(SUPPLIED RECORDS Opens)

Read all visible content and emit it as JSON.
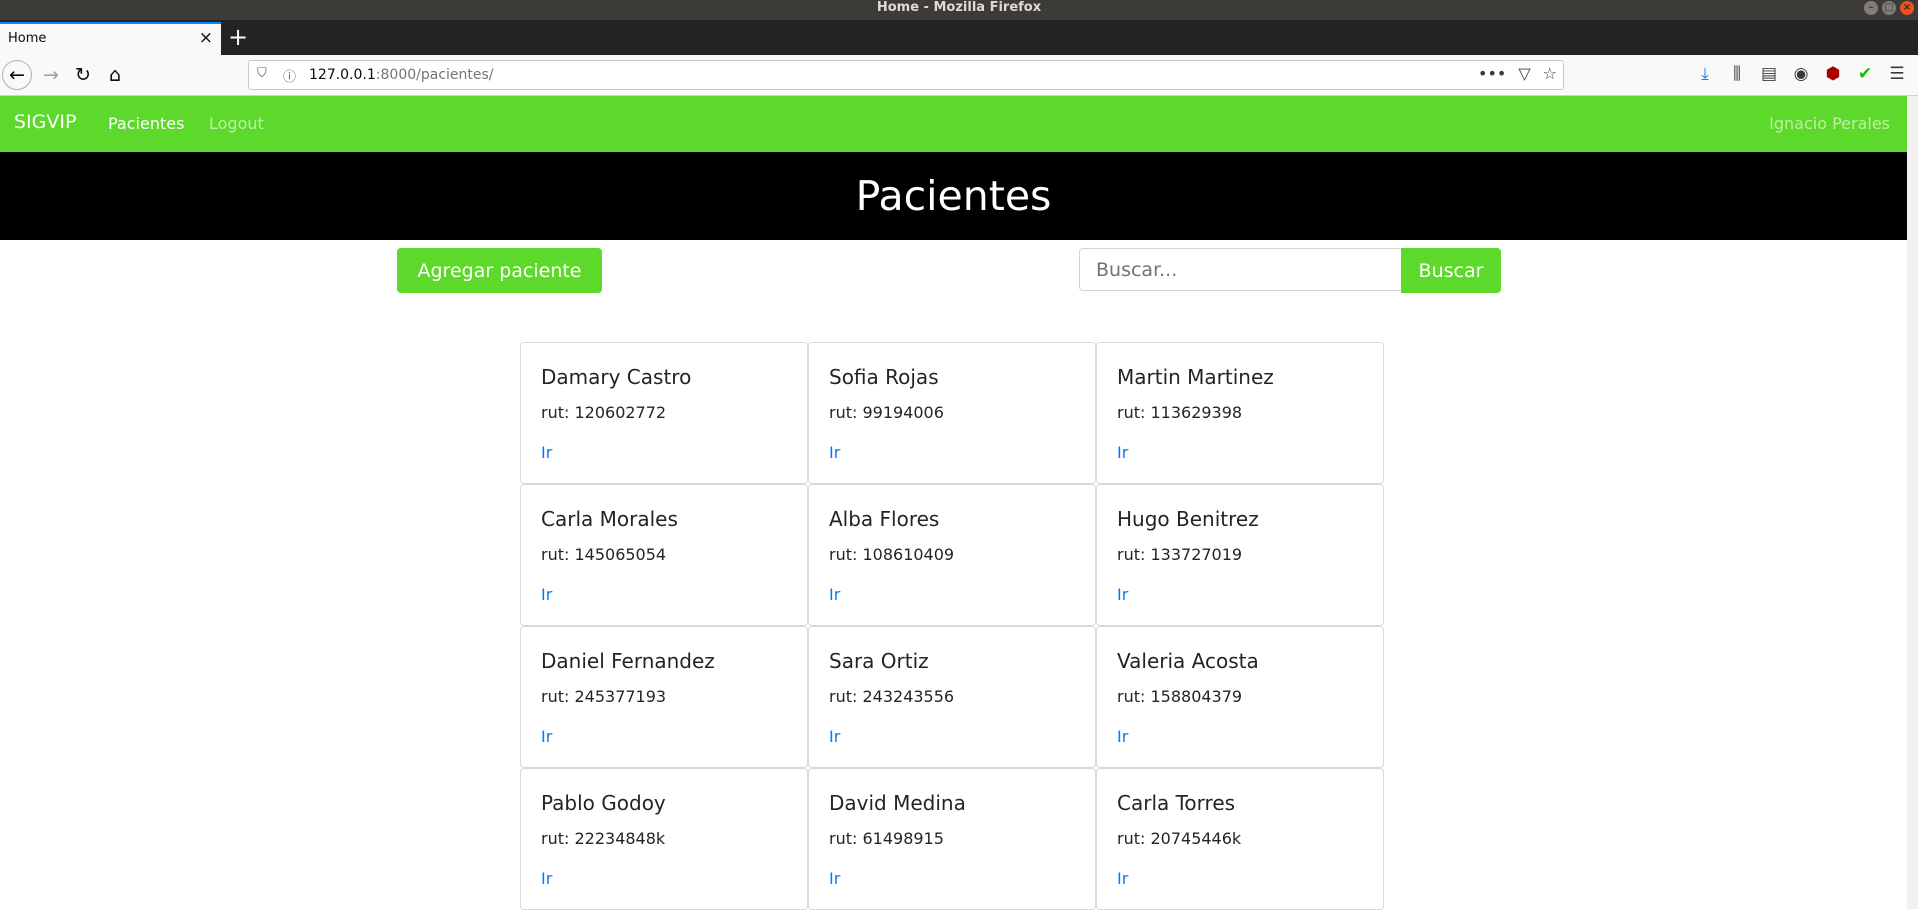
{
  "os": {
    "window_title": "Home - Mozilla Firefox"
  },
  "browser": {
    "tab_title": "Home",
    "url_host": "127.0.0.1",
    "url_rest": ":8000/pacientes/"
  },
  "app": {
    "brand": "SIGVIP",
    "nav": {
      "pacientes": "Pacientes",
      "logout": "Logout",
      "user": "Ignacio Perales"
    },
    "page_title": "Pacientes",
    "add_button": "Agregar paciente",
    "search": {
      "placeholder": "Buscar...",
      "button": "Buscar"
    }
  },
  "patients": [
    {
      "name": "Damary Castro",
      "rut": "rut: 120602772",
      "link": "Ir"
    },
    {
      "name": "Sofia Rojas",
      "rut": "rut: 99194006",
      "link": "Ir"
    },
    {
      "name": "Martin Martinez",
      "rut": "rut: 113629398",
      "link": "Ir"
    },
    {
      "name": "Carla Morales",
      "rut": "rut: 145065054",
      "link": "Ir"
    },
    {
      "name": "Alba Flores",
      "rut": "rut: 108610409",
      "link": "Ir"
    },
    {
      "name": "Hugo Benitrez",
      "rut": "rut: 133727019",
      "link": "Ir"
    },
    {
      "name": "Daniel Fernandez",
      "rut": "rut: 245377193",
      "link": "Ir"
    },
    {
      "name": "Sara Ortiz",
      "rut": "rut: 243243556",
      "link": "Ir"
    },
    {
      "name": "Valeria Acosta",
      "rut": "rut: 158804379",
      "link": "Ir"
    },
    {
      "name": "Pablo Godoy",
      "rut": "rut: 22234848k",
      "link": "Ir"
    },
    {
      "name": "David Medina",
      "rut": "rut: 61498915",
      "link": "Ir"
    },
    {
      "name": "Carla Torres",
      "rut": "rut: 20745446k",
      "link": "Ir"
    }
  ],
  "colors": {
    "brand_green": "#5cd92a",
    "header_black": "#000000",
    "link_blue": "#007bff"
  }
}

(SUPPLIED RECORDS Closes)

In the lines above, find the word "name" and copy every line it occurs in.

      "name": "Damary Castro",
      "name": "Sofia Rojas",
      "name": "Martin Martinez",
      "name": "Carla Morales",
      "name": "Alba Flores",
      "name": "Hugo Benitrez",
      "name": "Daniel Fernandez",
      "name": "Sara Ortiz",
      "name": "Valeria Acosta",
      "name": "Pablo Godoy",
      "name": "David Medina",
      "name": "Carla Torres",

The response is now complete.